Return every line below verbatim, leaving out the pictures.

## RECORDS FOR THIS EXERCISE
(begin)
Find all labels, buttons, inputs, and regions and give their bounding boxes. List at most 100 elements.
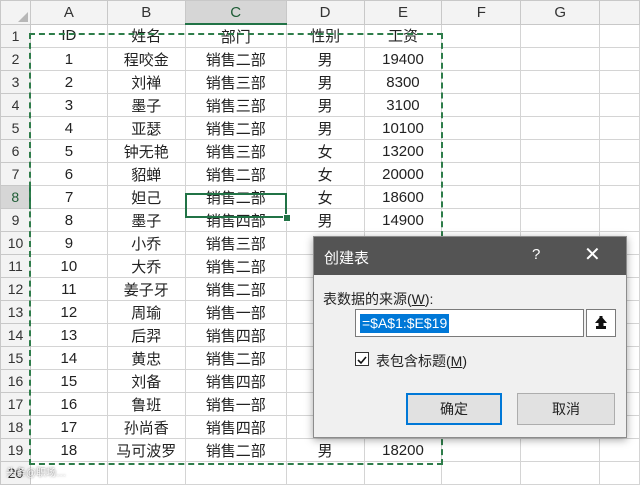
cell[interactable] xyxy=(520,47,601,71)
cell[interactable] xyxy=(441,438,522,462)
cell[interactable] xyxy=(441,139,522,163)
cell[interactable]: 2 xyxy=(29,70,108,94)
row-header-10[interactable]: 10 xyxy=(0,231,31,255)
close-icon[interactable]: ✕ xyxy=(584,243,601,267)
row-header-14[interactable]: 14 xyxy=(0,323,31,347)
cell[interactable]: 男 xyxy=(285,47,365,71)
cell[interactable]: 16 xyxy=(29,392,108,416)
cell[interactable] xyxy=(599,47,640,71)
cell[interactable] xyxy=(363,461,443,485)
cell[interactable]: 周瑜 xyxy=(106,300,186,324)
help-icon[interactable]: ? xyxy=(532,246,540,263)
cell[interactable]: 11 xyxy=(29,277,108,301)
select-all-corner[interactable] xyxy=(0,0,31,25)
range-input[interactable]: =$A$1:$E$19 xyxy=(355,309,584,337)
cell[interactable]: 8300 xyxy=(363,70,443,94)
cell[interactable]: 销售四部 xyxy=(184,208,287,232)
cell[interactable]: 小乔 xyxy=(106,231,186,255)
row-header-15[interactable]: 15 xyxy=(0,346,31,370)
cell[interactable]: 销售二部 xyxy=(184,438,287,462)
cell[interactable] xyxy=(520,70,601,94)
cell[interactable]: 女 xyxy=(285,185,365,209)
cell[interactable]: 马可波罗 xyxy=(106,438,186,462)
cell[interactable]: 工资 xyxy=(363,23,443,48)
cell[interactable]: 墨子 xyxy=(106,208,186,232)
cell[interactable] xyxy=(520,438,601,462)
collapse-dialog-button[interactable] xyxy=(586,309,616,337)
fill-handle[interactable] xyxy=(283,214,291,222)
cell[interactable]: 女 xyxy=(285,162,365,186)
cell[interactable]: 销售四部 xyxy=(184,323,287,347)
row-header-8[interactable]: 8 xyxy=(0,185,32,209)
cell[interactable]: ID xyxy=(29,23,108,48)
cell[interactable] xyxy=(599,116,640,140)
cell[interactable] xyxy=(520,139,601,163)
cell[interactable] xyxy=(599,461,640,485)
cell[interactable]: 14 xyxy=(29,346,108,370)
cell[interactable]: 1 xyxy=(29,47,108,71)
cell[interactable] xyxy=(520,208,601,232)
cell[interactable] xyxy=(441,23,522,48)
cell[interactable] xyxy=(599,438,640,462)
cell[interactable]: 10100 xyxy=(363,116,443,140)
cell[interactable]: 程咬金 xyxy=(106,47,186,71)
cell[interactable]: 12 xyxy=(29,300,108,324)
cell[interactable]: 男 xyxy=(285,70,365,94)
cell[interactable]: 18600 xyxy=(363,185,443,209)
cell[interactable]: 18200 xyxy=(363,438,443,462)
cell[interactable]: 7 xyxy=(29,185,108,209)
cell[interactable]: 部门 xyxy=(184,23,287,48)
row-header-3[interactable]: 3 xyxy=(0,70,31,94)
cell[interactable]: 妲己 xyxy=(106,185,186,209)
cell[interactable]: 后羿 xyxy=(106,323,186,347)
cell[interactable]: 性别 xyxy=(285,23,365,48)
column-header-c[interactable]: C xyxy=(184,0,287,25)
cell[interactable]: 17 xyxy=(29,415,108,439)
cell[interactable]: 鲁班 xyxy=(106,392,186,416)
cell[interactable]: 黄忠 xyxy=(106,346,186,370)
cell[interactable]: 姜子牙 xyxy=(106,277,186,301)
cell[interactable] xyxy=(441,47,522,71)
cell[interactable]: 3 xyxy=(29,93,108,117)
cell[interactable]: 男 xyxy=(285,438,365,462)
cell[interactable]: 女 xyxy=(285,139,365,163)
cell[interactable]: 销售三部 xyxy=(184,70,287,94)
row-header-4[interactable]: 4 xyxy=(0,93,31,117)
cell[interactable]: 6 xyxy=(29,162,108,186)
cell[interactable]: 大乔 xyxy=(106,254,186,278)
cell[interactable] xyxy=(520,93,601,117)
has-headers-checkbox[interactable] xyxy=(355,352,369,366)
column-header-a[interactable]: A xyxy=(29,0,108,25)
column-header-e[interactable]: E xyxy=(363,0,443,25)
cell[interactable]: 销售一部 xyxy=(184,300,287,324)
cell[interactable] xyxy=(599,208,640,232)
cell[interactable]: 钟无艳 xyxy=(106,139,186,163)
cell[interactable]: 销售四部 xyxy=(184,369,287,393)
cell[interactable]: 9 xyxy=(29,231,108,255)
cell[interactable] xyxy=(441,93,522,117)
cell[interactable] xyxy=(599,23,640,48)
cell[interactable] xyxy=(184,461,287,485)
ok-button[interactable]: 确定 xyxy=(406,393,502,425)
column-header-d[interactable]: D xyxy=(285,0,365,25)
cancel-button[interactable]: 取消 xyxy=(517,393,615,425)
cell[interactable]: 8 xyxy=(29,208,108,232)
cell[interactable]: 5 xyxy=(29,139,108,163)
column-header-g[interactable]: G xyxy=(520,0,601,25)
cell[interactable] xyxy=(599,162,640,186)
row-header-7[interactable]: 7 xyxy=(0,162,31,186)
cell[interactable]: 销售四部 xyxy=(184,415,287,439)
cell[interactable] xyxy=(441,185,522,209)
cell[interactable]: 销售三部 xyxy=(184,139,287,163)
row-header-16[interactable]: 16 xyxy=(0,369,31,393)
column-header-h[interactable] xyxy=(599,0,640,25)
cell[interactable] xyxy=(441,162,522,186)
cell[interactable] xyxy=(441,70,522,94)
cell[interactable] xyxy=(441,461,522,485)
cell[interactable] xyxy=(441,208,522,232)
cell[interactable]: 销售二部 xyxy=(184,277,287,301)
cell[interactable] xyxy=(520,23,601,48)
cell[interactable]: 销售三部 xyxy=(184,231,287,255)
column-header-b[interactable]: B xyxy=(106,0,186,25)
cell[interactable] xyxy=(520,461,601,485)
(end)
## WRITTEN REPLY
Find all labels, buttons, inputs, and regions and give their bounding boxes. List at most 100 elements.
cell[interactable] xyxy=(520,47,601,71)
cell[interactable] xyxy=(441,438,522,462)
cell[interactable] xyxy=(441,139,522,163)
cell[interactable]: 2 xyxy=(29,70,108,94)
row-header-10[interactable]: 10 xyxy=(0,231,31,255)
close-icon[interactable]: ✕ xyxy=(584,243,601,267)
row-header-14[interactable]: 14 xyxy=(0,323,31,347)
cell[interactable]: 男 xyxy=(285,47,365,71)
cell[interactable]: 16 xyxy=(29,392,108,416)
cell[interactable] xyxy=(599,47,640,71)
cell[interactable] xyxy=(363,461,443,485)
cell[interactable]: 周瑜 xyxy=(106,300,186,324)
help-icon[interactable]: ? xyxy=(532,246,540,263)
cell[interactable]: 11 xyxy=(29,277,108,301)
select-all-corner[interactable] xyxy=(0,0,31,25)
range-input[interactable]: =$A$1:$E$19 xyxy=(355,309,584,337)
cell[interactable]: 8300 xyxy=(363,70,443,94)
cell[interactable]: 销售四部 xyxy=(184,208,287,232)
cell[interactable]: 小乔 xyxy=(106,231,186,255)
row-header-15[interactable]: 15 xyxy=(0,346,31,370)
cell[interactable]: 销售二部 xyxy=(184,438,287,462)
cell[interactable] xyxy=(520,70,601,94)
cell[interactable]: 女 xyxy=(285,185,365,209)
cell[interactable]: 马可波罗 xyxy=(106,438,186,462)
cell[interactable]: 工资 xyxy=(363,23,443,48)
cell[interactable]: 墨子 xyxy=(106,208,186,232)
cell[interactable] xyxy=(520,438,601,462)
collapse-dialog-button[interactable] xyxy=(586,309,616,337)
fill-handle[interactable] xyxy=(283,214,291,222)
cell[interactable]: 女 xyxy=(285,162,365,186)
cell[interactable]: 销售四部 xyxy=(184,323,287,347)
row-header-8[interactable]: 8 xyxy=(0,185,32,209)
cell[interactable]: ID xyxy=(29,23,108,48)
cell[interactable] xyxy=(599,116,640,140)
cell[interactable] xyxy=(520,139,601,163)
cell[interactable] xyxy=(599,461,640,485)
cell[interactable]: 14 xyxy=(29,346,108,370)
cell[interactable]: 1 xyxy=(29,47,108,71)
cell[interactable] xyxy=(520,208,601,232)
cell[interactable] xyxy=(441,23,522,48)
cell[interactable] xyxy=(599,438,640,462)
cell[interactable]: 10100 xyxy=(363,116,443,140)
cell[interactable]: 程咬金 xyxy=(106,47,186,71)
cell[interactable]: 12 xyxy=(29,300,108,324)
cell[interactable]: 男 xyxy=(285,70,365,94)
cell[interactable]: 18600 xyxy=(363,185,443,209)
cell[interactable]: 18200 xyxy=(363,438,443,462)
cell[interactable]: 7 xyxy=(29,185,108,209)
cell[interactable]: 部门 xyxy=(184,23,287,48)
row-header-3[interactable]: 3 xyxy=(0,70,31,94)
cell[interactable]: 妲己 xyxy=(106,185,186,209)
cell[interactable]: 后羿 xyxy=(106,323,186,347)
cell[interactable]: 性别 xyxy=(285,23,365,48)
column-header-c[interactable]: C xyxy=(184,0,287,25)
cell[interactable]: 17 xyxy=(29,415,108,439)
cell[interactable]: 鲁班 xyxy=(106,392,186,416)
cell[interactable]: 黄忠 xyxy=(106,346,186,370)
cell[interactable]: 姜子牙 xyxy=(106,277,186,301)
cell[interactable] xyxy=(441,47,522,71)
cell[interactable]: 3 xyxy=(29,93,108,117)
cell[interactable]: 男 xyxy=(285,438,365,462)
cell[interactable]: 女 xyxy=(285,139,365,163)
cell[interactable]: 销售三部 xyxy=(184,70,287,94)
row-header-4[interactable]: 4 xyxy=(0,93,31,117)
cell[interactable]: 6 xyxy=(29,162,108,186)
cell[interactable]: 大乔 xyxy=(106,254,186,278)
cell[interactable] xyxy=(520,93,601,117)
has-headers-checkbox[interactable] xyxy=(355,352,369,366)
column-header-a[interactable]: A xyxy=(29,0,108,25)
column-header-e[interactable]: E xyxy=(363,0,443,25)
cell[interactable]: 销售一部 xyxy=(184,300,287,324)
cell[interactable] xyxy=(599,208,640,232)
cell[interactable]: 钟无艳 xyxy=(106,139,186,163)
cell[interactable]: 销售四部 xyxy=(184,369,287,393)
cell[interactable]: 9 xyxy=(29,231,108,255)
cell[interactable] xyxy=(441,93,522,117)
cell[interactable] xyxy=(599,23,640,48)
cell[interactable] xyxy=(184,461,287,485)
ok-button[interactable]: 确定 xyxy=(406,393,502,425)
column-header-d[interactable]: D xyxy=(285,0,365,25)
cancel-button[interactable]: 取消 xyxy=(517,393,615,425)
cell[interactable]: 8 xyxy=(29,208,108,232)
cell[interactable]: 5 xyxy=(29,139,108,163)
column-header-g[interactable]: G xyxy=(520,0,601,25)
cell[interactable] xyxy=(599,162,640,186)
row-header-7[interactable]: 7 xyxy=(0,162,31,186)
cell[interactable]: 销售四部 xyxy=(184,415,287,439)
cell[interactable] xyxy=(441,185,522,209)
cell[interactable]: 销售三部 xyxy=(184,139,287,163)
row-header-16[interactable]: 16 xyxy=(0,369,31,393)
column-header-h[interactable] xyxy=(599,0,640,25)
cell[interactable] xyxy=(441,162,522,186)
cell[interactable] xyxy=(441,70,522,94)
cell[interactable] xyxy=(441,461,522,485)
cell[interactable] xyxy=(441,208,522,232)
cell[interactable]: 销售二部 xyxy=(184,277,287,301)
cell[interactable] xyxy=(520,23,601,48)
cell[interactable]: 销售三部 xyxy=(184,231,287,255)
column-header-b[interactable]: B xyxy=(106,0,186,25)
cell[interactable] xyxy=(520,461,601,485)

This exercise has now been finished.